PROBLEM REQUIREMENTS
The records below are split into lines. How many of those lines contain the string "inverted"? Reply with the number only.

DATA SECTION
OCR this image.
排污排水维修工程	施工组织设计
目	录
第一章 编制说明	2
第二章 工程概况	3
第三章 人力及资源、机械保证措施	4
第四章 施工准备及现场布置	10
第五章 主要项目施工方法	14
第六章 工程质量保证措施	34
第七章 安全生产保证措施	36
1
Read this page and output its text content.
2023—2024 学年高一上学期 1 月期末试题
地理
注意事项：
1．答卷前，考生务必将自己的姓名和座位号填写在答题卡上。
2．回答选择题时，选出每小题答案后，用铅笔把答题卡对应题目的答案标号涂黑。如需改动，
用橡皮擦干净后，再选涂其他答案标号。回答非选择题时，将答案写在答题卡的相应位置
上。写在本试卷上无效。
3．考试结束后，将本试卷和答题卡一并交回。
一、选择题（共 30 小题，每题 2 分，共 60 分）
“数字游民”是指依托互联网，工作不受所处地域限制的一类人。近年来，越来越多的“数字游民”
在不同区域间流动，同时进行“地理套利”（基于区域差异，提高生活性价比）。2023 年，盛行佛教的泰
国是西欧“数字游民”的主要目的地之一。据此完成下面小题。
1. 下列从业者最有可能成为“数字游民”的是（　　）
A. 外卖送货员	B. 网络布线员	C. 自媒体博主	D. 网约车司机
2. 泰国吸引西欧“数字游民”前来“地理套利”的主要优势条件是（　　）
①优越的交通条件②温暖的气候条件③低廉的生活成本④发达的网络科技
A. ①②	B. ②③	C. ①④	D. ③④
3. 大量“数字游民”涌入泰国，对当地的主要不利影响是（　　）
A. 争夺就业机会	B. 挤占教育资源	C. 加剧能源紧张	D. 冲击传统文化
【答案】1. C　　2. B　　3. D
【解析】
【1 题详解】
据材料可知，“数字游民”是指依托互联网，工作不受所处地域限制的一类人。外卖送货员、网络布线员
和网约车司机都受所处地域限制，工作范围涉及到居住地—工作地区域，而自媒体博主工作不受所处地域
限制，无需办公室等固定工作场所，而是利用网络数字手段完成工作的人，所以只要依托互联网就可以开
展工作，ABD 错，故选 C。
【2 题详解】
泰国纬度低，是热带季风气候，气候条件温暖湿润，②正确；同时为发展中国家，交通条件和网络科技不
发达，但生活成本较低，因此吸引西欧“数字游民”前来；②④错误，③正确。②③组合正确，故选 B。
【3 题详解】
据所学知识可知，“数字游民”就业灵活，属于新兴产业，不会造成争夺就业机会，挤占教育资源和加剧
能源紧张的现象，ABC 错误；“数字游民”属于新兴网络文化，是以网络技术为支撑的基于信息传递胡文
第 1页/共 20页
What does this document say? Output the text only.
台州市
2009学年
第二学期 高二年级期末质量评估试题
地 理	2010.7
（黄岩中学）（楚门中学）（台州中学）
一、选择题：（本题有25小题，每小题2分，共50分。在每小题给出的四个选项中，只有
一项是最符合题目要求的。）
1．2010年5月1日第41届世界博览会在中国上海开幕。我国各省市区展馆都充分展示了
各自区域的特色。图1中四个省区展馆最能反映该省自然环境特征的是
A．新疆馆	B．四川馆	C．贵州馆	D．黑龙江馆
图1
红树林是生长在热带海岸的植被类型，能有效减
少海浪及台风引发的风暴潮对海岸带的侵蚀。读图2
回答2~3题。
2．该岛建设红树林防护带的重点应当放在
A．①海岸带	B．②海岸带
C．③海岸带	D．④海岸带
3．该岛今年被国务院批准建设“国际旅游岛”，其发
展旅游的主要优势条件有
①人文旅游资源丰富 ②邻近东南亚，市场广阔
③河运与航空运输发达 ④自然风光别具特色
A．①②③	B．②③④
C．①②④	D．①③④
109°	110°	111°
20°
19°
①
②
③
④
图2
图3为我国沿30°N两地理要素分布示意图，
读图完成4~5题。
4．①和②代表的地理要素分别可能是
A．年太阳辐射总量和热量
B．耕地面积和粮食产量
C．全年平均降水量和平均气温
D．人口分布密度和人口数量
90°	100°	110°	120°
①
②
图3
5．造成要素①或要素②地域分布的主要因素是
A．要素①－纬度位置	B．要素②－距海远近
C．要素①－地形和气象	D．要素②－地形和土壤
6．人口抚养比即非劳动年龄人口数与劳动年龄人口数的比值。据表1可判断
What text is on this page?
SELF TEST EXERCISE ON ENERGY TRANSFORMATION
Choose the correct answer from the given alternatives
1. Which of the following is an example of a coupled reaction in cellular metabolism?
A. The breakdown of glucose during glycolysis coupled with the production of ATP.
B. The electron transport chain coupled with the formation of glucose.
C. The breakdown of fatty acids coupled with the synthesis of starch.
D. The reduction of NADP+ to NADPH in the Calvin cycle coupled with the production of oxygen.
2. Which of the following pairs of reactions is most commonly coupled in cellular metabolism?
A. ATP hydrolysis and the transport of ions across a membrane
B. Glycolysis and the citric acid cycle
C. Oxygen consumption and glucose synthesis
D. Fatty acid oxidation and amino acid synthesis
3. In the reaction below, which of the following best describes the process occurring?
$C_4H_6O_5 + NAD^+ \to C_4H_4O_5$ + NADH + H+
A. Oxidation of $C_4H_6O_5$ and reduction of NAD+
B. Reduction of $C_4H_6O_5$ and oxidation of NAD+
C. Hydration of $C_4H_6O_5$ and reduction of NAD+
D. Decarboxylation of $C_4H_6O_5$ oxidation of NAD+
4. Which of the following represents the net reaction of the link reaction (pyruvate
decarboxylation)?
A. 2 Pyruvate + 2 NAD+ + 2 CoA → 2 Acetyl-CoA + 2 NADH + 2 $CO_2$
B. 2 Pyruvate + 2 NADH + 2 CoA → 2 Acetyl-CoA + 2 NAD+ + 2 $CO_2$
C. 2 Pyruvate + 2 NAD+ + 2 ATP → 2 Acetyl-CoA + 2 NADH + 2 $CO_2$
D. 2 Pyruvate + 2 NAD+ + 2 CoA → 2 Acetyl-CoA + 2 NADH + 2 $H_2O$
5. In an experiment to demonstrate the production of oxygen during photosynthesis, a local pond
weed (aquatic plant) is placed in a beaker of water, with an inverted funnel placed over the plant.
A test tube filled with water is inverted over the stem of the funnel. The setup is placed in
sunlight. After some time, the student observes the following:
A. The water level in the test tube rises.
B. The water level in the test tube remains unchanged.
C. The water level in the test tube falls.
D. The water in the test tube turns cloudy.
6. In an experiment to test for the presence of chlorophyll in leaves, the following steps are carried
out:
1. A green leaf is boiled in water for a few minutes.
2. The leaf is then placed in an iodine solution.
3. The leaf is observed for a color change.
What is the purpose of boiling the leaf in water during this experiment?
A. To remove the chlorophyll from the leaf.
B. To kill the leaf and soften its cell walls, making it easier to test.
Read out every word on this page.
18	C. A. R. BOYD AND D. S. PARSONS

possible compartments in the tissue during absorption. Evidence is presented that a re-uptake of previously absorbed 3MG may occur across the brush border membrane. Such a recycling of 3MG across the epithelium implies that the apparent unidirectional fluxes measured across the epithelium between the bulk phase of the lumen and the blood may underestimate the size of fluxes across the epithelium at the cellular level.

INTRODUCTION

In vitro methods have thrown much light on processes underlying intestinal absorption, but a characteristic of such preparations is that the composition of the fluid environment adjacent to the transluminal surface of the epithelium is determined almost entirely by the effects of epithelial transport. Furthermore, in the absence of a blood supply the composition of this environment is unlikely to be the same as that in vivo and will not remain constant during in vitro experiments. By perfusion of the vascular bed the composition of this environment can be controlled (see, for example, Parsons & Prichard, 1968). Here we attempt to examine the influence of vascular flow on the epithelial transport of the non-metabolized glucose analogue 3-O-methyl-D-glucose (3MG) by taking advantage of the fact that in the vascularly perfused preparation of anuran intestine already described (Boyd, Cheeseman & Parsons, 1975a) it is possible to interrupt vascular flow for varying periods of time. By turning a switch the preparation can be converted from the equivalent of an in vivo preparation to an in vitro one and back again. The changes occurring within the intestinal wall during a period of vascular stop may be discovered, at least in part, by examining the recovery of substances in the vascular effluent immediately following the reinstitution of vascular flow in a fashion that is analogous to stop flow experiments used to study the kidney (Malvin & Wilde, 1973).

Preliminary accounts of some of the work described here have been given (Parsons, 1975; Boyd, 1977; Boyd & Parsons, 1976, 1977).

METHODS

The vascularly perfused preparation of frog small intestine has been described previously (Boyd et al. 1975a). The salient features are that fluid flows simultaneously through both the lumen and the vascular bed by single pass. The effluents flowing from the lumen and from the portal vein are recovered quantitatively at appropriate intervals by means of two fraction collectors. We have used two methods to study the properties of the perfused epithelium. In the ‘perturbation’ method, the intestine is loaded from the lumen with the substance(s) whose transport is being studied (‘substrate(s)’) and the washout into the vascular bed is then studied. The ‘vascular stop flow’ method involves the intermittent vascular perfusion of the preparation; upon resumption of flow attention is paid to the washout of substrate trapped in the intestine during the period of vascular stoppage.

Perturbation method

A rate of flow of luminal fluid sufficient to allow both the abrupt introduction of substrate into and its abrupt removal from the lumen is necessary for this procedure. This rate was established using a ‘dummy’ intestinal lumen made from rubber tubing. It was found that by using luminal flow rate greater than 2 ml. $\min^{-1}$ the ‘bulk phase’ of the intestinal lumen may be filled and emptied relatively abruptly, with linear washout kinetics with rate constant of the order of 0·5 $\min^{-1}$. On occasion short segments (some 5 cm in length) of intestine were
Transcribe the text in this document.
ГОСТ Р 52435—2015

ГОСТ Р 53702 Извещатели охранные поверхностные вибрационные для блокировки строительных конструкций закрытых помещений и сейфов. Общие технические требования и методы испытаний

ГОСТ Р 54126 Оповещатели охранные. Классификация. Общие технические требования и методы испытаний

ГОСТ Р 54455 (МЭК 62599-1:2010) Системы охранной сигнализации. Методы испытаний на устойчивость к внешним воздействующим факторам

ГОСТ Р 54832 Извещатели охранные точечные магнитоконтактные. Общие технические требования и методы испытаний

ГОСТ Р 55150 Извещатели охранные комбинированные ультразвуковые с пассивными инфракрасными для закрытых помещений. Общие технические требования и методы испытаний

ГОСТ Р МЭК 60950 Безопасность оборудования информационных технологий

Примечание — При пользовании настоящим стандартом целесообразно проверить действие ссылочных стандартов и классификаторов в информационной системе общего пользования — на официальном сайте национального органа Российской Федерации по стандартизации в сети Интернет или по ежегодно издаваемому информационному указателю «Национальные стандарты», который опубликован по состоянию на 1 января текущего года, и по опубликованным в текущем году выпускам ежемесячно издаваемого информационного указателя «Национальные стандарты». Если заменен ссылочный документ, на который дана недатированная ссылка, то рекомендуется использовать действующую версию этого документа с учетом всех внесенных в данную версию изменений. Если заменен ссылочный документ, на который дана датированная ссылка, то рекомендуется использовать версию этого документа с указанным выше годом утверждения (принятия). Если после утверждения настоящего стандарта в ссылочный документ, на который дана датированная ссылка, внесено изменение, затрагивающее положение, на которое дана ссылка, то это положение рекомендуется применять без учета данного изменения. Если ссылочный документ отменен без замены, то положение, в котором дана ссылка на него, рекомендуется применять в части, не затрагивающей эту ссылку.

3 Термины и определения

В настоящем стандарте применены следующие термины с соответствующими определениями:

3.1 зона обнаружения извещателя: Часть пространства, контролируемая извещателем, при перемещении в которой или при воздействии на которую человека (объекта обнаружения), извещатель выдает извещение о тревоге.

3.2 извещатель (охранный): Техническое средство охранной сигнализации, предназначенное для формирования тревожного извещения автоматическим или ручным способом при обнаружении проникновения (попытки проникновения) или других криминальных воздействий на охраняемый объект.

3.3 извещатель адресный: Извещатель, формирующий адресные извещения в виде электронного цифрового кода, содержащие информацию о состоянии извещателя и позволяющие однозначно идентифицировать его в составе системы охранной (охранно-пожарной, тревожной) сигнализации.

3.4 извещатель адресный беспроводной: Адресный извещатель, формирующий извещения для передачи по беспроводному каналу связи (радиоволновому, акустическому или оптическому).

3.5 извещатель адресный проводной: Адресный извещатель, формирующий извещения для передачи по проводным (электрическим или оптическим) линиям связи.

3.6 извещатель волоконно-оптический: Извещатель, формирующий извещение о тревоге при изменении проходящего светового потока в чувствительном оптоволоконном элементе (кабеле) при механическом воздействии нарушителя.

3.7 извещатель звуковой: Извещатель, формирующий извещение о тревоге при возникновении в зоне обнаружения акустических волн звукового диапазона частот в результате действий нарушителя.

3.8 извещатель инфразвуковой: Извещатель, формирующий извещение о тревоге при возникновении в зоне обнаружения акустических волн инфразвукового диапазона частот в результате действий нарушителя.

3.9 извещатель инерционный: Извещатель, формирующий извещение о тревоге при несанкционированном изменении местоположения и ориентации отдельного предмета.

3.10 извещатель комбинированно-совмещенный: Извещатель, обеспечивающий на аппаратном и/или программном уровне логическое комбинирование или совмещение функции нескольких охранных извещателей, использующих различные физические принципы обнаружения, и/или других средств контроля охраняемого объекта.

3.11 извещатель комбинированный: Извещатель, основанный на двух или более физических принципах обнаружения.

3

SOLUTION FOR THIS EXERCISE
2